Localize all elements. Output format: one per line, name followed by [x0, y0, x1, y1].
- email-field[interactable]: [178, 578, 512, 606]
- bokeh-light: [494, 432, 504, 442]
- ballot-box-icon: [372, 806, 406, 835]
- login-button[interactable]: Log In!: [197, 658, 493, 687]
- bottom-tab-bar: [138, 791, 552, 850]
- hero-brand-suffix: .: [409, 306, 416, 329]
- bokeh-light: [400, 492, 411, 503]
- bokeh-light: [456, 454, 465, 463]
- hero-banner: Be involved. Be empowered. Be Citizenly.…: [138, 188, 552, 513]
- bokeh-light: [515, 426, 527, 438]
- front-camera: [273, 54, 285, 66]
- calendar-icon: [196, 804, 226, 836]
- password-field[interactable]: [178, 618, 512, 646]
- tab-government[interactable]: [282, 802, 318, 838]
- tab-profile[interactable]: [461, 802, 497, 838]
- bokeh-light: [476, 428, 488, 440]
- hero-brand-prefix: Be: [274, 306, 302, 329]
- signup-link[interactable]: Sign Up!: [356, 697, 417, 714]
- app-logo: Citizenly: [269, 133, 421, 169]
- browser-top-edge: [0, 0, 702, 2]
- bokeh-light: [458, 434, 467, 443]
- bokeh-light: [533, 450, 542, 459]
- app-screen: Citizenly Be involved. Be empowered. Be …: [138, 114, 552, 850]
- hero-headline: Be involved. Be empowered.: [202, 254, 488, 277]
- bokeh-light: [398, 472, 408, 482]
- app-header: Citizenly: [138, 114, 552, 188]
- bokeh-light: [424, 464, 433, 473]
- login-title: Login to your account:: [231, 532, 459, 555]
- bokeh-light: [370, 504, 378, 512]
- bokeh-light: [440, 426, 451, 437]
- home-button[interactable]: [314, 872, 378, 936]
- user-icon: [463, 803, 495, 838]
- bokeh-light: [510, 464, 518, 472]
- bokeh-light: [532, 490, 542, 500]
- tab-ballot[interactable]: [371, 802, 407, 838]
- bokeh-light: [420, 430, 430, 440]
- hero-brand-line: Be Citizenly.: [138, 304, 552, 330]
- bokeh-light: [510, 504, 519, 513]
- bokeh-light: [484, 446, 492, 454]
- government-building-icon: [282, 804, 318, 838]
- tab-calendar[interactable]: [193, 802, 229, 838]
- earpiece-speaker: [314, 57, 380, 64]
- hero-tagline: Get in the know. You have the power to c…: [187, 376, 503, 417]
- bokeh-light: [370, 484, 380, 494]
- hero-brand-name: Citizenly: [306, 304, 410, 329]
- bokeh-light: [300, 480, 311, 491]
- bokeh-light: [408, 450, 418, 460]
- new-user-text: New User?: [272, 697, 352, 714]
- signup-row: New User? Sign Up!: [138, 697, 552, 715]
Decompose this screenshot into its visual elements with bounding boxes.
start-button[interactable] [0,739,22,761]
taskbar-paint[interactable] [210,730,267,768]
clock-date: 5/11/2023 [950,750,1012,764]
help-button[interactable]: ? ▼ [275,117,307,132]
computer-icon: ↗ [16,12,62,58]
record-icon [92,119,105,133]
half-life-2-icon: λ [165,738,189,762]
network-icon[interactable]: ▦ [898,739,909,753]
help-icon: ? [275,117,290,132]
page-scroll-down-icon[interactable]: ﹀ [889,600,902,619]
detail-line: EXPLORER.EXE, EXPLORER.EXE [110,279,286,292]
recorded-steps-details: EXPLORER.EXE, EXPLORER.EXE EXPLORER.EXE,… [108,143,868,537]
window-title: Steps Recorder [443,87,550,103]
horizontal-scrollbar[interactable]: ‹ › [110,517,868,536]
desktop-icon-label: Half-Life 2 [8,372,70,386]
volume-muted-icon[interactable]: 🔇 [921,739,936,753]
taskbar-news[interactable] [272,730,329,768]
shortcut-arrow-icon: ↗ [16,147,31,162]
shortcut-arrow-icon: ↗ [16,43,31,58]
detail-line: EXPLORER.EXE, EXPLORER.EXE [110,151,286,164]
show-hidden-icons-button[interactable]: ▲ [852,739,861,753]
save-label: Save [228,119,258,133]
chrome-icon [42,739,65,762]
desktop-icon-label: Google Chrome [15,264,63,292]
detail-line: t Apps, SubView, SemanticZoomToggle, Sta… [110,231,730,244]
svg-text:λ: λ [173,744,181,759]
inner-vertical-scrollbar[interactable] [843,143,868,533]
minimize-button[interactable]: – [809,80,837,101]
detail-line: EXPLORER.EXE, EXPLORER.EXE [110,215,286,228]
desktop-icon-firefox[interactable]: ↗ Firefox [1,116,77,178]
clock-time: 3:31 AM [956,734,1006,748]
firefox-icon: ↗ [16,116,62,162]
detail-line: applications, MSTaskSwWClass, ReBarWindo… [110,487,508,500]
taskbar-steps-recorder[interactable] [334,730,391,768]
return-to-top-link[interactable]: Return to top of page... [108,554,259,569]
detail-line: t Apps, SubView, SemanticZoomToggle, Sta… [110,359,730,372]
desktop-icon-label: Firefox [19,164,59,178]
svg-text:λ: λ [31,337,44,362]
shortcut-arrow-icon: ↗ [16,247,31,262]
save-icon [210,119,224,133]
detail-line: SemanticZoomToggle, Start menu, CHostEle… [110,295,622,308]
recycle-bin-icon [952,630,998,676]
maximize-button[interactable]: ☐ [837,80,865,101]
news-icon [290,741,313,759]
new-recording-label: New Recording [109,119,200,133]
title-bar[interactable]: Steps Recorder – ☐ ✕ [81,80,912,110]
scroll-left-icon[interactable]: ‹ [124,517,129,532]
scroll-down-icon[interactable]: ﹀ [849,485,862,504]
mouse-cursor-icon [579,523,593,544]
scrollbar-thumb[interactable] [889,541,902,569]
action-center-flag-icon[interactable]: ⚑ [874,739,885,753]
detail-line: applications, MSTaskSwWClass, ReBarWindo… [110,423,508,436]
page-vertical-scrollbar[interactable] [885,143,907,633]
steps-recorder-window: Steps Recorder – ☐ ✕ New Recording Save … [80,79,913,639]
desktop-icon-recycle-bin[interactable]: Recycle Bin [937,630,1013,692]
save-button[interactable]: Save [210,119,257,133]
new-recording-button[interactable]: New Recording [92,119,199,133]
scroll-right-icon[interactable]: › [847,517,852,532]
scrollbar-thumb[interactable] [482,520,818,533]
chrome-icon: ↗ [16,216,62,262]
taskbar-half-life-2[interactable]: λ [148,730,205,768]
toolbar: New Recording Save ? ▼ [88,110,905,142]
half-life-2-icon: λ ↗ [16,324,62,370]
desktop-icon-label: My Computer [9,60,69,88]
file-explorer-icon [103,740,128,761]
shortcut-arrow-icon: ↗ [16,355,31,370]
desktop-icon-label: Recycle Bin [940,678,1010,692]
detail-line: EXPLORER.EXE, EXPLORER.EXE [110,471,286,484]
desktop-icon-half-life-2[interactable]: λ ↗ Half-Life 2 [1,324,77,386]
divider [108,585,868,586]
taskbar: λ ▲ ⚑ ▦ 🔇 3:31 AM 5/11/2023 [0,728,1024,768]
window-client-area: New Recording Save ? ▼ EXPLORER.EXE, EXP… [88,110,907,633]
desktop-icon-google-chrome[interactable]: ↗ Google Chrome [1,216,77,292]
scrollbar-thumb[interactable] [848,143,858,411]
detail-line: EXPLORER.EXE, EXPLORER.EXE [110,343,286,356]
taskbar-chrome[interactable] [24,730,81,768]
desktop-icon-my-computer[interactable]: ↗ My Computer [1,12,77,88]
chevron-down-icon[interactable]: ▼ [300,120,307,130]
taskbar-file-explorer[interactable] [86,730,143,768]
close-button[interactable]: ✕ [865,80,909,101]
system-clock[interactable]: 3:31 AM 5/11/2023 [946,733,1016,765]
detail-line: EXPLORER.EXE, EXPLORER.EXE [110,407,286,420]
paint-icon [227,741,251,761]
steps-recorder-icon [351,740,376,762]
------------------------------------
| What is expected |
Output the entries verbatim, from the first line of the entries through the line containing "- login-button[interactable]: Log".

| Expected output |
Localize all elements. Output format: one per line, name followed by [x0, y0, x1, y1].
- email-field[interactable]: [178, 578, 512, 606]
- bokeh-light: [494, 432, 504, 442]
- ballot-box-icon: [372, 806, 406, 835]
- login-button[interactable]: Log In!: [197, 658, 493, 687]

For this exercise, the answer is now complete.